[Your objective]: Gather all lines containing the string "true" and copy them out.

[Records shown]:
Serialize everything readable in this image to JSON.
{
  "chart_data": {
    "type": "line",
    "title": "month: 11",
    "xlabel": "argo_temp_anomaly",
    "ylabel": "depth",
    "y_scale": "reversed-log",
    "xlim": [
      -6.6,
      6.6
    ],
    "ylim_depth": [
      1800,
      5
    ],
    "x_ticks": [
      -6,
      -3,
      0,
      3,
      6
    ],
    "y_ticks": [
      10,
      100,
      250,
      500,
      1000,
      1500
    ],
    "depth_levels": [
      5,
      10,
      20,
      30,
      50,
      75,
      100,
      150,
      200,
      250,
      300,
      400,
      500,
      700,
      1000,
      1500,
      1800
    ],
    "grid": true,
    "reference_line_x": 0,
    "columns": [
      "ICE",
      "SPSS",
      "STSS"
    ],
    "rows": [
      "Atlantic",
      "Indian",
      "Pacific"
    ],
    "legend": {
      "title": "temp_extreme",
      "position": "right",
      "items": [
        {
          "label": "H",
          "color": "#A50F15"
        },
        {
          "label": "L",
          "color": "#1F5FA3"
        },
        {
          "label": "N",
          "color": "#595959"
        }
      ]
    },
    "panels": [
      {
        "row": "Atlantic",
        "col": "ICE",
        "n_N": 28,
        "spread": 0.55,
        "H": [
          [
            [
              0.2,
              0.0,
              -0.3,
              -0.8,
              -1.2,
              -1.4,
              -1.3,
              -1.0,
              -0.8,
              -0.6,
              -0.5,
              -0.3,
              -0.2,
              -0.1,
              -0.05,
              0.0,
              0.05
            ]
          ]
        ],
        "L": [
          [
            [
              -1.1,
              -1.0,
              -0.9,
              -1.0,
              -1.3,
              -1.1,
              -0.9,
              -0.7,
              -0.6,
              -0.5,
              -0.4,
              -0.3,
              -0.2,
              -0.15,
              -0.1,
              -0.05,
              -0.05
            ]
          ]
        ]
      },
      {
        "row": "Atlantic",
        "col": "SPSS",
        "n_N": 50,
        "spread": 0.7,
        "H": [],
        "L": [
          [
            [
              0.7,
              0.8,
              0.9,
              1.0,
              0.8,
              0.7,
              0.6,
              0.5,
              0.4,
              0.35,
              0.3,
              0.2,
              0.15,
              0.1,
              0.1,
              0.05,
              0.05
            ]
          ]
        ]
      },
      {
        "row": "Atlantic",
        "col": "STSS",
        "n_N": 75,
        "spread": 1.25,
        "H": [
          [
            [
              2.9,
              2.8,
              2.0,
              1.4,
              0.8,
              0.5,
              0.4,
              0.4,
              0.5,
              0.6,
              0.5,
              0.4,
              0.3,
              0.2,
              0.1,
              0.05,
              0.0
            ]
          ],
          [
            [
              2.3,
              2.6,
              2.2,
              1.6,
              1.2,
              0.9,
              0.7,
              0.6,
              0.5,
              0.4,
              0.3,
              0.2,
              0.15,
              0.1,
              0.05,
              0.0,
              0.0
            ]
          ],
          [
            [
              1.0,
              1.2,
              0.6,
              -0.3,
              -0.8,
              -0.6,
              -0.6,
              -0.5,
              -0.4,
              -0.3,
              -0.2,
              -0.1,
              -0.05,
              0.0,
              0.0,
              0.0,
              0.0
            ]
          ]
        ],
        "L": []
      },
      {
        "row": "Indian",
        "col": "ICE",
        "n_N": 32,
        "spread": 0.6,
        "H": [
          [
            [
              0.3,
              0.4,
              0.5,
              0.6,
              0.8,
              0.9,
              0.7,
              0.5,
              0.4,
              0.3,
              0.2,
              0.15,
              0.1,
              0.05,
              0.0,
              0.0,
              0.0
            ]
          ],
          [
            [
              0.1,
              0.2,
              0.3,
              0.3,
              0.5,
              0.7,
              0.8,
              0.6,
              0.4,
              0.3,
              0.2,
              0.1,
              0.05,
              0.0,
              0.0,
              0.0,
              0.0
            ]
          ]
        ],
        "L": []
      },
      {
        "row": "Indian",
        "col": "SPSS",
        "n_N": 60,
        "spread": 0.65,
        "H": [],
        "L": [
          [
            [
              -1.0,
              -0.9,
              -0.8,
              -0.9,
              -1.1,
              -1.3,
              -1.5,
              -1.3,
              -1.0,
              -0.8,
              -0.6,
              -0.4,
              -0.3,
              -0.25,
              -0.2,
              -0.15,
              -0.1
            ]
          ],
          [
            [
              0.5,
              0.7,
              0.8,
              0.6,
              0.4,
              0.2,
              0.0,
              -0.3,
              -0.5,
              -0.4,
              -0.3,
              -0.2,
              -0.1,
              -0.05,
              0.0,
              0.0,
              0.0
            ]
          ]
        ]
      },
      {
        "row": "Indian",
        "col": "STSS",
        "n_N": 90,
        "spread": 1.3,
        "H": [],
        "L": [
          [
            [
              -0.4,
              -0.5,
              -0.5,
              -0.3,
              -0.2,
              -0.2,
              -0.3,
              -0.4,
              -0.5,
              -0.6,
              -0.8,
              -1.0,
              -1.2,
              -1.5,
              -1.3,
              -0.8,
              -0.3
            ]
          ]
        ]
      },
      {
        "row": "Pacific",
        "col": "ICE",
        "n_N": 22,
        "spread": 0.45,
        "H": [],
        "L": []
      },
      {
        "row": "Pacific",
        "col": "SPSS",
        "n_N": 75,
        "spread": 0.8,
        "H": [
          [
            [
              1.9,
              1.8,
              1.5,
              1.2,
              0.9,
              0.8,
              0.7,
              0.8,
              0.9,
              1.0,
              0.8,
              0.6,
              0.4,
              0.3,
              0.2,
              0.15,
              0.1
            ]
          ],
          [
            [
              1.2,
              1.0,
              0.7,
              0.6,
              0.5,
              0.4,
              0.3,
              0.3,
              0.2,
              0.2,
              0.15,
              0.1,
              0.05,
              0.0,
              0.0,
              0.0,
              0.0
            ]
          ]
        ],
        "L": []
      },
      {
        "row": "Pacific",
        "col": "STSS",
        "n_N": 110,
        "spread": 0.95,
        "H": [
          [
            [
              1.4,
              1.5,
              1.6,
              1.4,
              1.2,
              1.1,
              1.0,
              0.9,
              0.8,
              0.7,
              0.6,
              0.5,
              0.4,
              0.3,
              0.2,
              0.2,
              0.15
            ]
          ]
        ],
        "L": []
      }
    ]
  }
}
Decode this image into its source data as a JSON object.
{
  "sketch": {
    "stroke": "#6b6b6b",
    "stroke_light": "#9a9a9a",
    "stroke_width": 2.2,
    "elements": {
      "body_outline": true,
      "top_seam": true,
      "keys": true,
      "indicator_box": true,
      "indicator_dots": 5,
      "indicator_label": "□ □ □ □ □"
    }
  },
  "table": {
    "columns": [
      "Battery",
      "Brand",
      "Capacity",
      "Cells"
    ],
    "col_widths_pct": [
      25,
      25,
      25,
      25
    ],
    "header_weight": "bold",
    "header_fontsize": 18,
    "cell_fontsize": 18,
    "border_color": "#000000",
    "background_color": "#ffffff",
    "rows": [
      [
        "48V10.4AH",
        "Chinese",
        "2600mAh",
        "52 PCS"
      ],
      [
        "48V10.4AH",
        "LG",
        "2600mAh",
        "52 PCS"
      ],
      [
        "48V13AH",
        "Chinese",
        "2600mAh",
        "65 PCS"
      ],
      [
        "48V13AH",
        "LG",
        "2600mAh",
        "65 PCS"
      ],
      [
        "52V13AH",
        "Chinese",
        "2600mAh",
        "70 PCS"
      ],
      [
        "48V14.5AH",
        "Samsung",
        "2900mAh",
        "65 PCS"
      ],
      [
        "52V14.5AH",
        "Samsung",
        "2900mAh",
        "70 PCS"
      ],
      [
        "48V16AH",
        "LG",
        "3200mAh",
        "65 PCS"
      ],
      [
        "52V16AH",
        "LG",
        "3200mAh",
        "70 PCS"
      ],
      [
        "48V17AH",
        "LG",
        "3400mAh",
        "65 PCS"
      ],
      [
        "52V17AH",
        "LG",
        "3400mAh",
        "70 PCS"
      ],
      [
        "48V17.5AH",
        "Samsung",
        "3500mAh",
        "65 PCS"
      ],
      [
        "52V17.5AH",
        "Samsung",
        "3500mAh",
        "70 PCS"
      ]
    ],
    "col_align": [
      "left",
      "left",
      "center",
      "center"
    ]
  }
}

[Result below]:
    "grid": true,
      "body_outline": true,
      "top_seam": true,
      "keys": true,
      "indicator_box": true,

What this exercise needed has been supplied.